---------- DATA FOR THE TASK ----------

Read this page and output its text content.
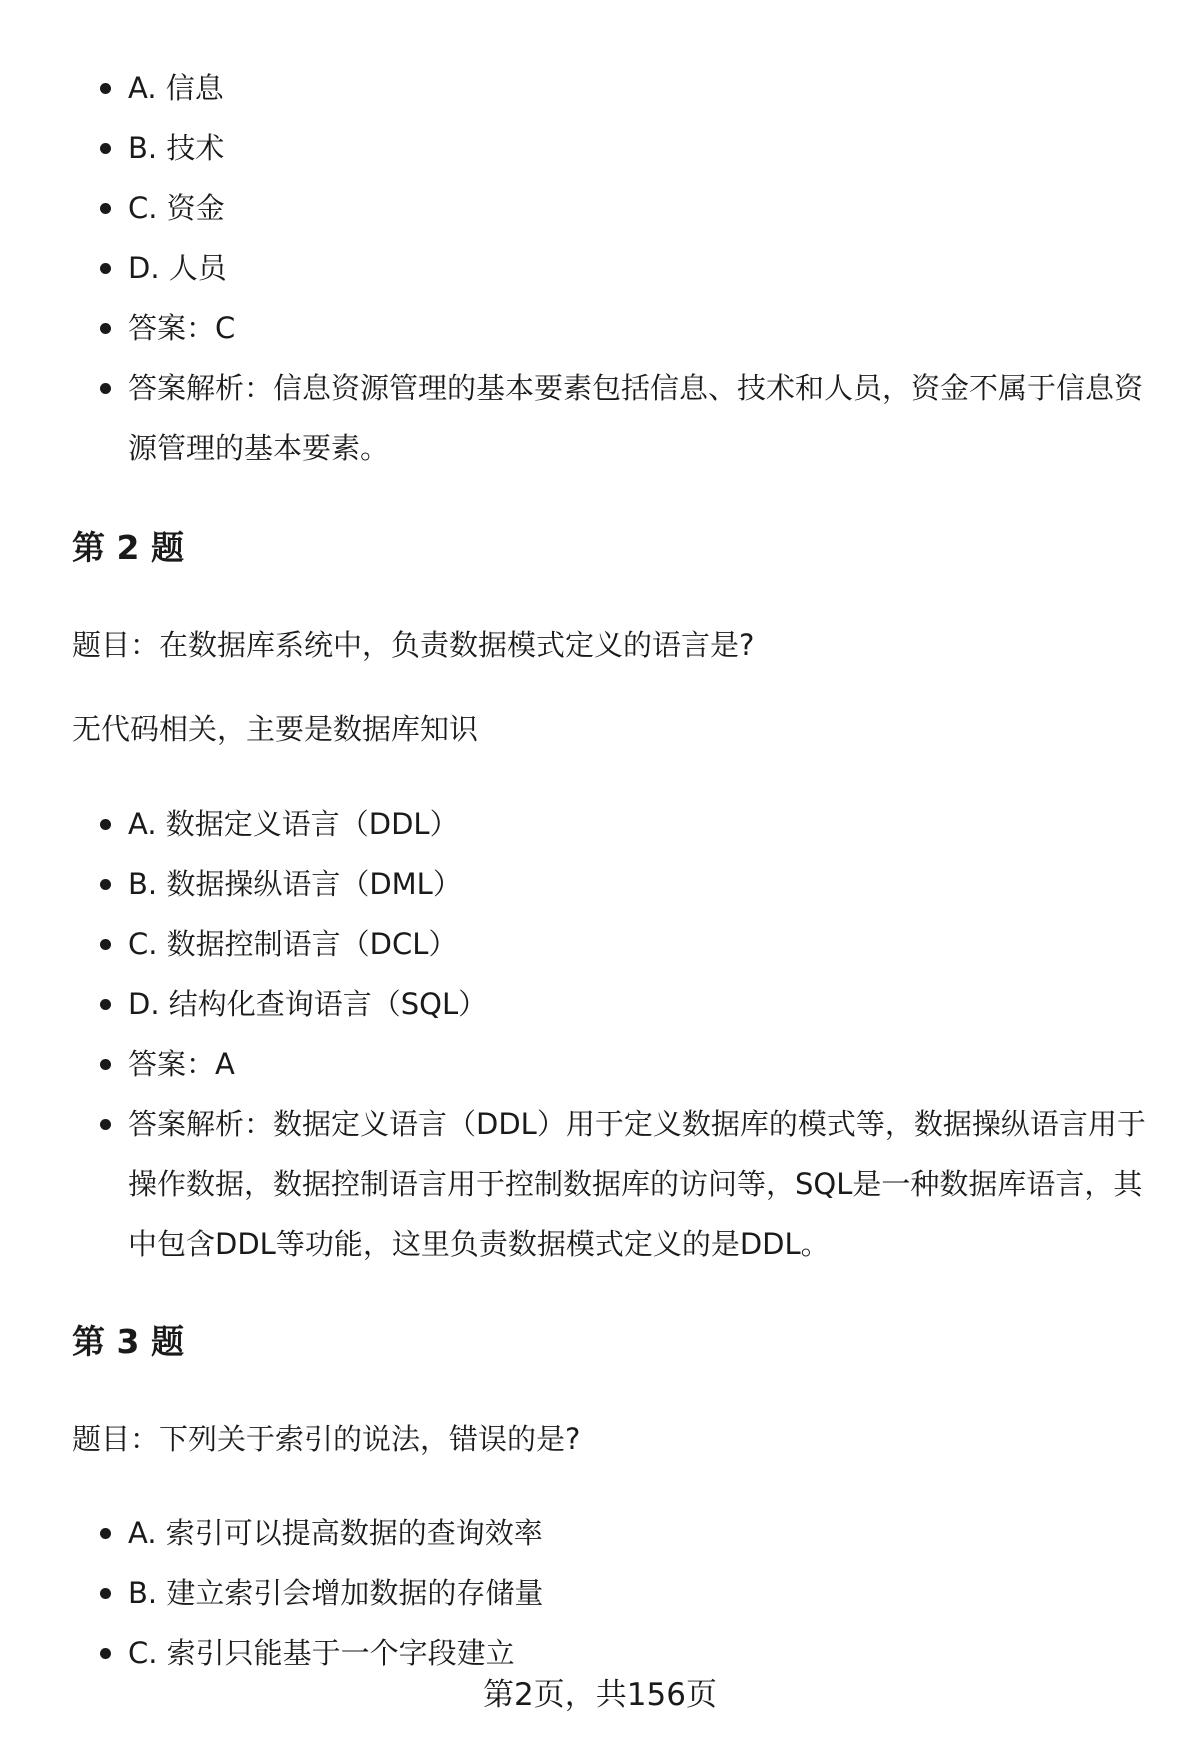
A. 信息
B. 技术
C. 资金
D. 人员
答案：C
答案解析：信息资源管理的基本要素包括信息、技术和人员，资金不属于信息资源管理的基本要素。
第 2 题

题目：在数据库系统中，负责数据模式定义的语言是?

无代码相关，主要是数据库知识

A. 数据定义语言（DDL）
B. 数据操纵语言（DML）
C. 数据控制语言（DCL）
D. 结构化查询语言（SQL）
答案：A
答案解析：数据定义语言（DDL）用于定义数据库的模式等，数据操纵语言用于操作数据，数据控制语言用于控制数据库的访问等，SQL是一种数据库语言，其中包含DDL等功能，这里负责数据模式定义的是DDL。
第 3 题

题目：下列关于索引的说法，错误的是?

A. 索引可以提高数据的查询效率
B. 建立索引会增加数据的存储量
C. 索引只能基于一个字段建立
第2页，共156页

----------

EXERCISE
Generate a word-for-word copy of the preceding records, excluding all pictures.

EXERCISE OUTPUT
Read this page and output its text content.
A. 信息
B. 技术
C. 资金
D. 人员
答案：C
答案解析：信息资源管理的基本要素包括信息、技术和人员，资金不属于信息资源管理的基本要素。
第 2 题

题目：在数据库系统中，负责数据模式定义的语言是?

无代码相关，主要是数据库知识

A. 数据定义语言（DDL）
B. 数据操纵语言（DML）
C. 数据控制语言（DCL）
D. 结构化查询语言（SQL）
答案：A
答案解析：数据定义语言（DDL）用于定义数据库的模式等，数据操纵语言用于操作数据，数据控制语言用于控制数据库的访问等，SQL是一种数据库语言，其中包含DDL等功能，这里负责数据模式定义的是DDL。
第 3 题

题目：下列关于索引的说法，错误的是?

A. 索引可以提高数据的查询效率
B. 建立索引会增加数据的存储量
C. 索引只能基于一个字段建立
第2页，共156页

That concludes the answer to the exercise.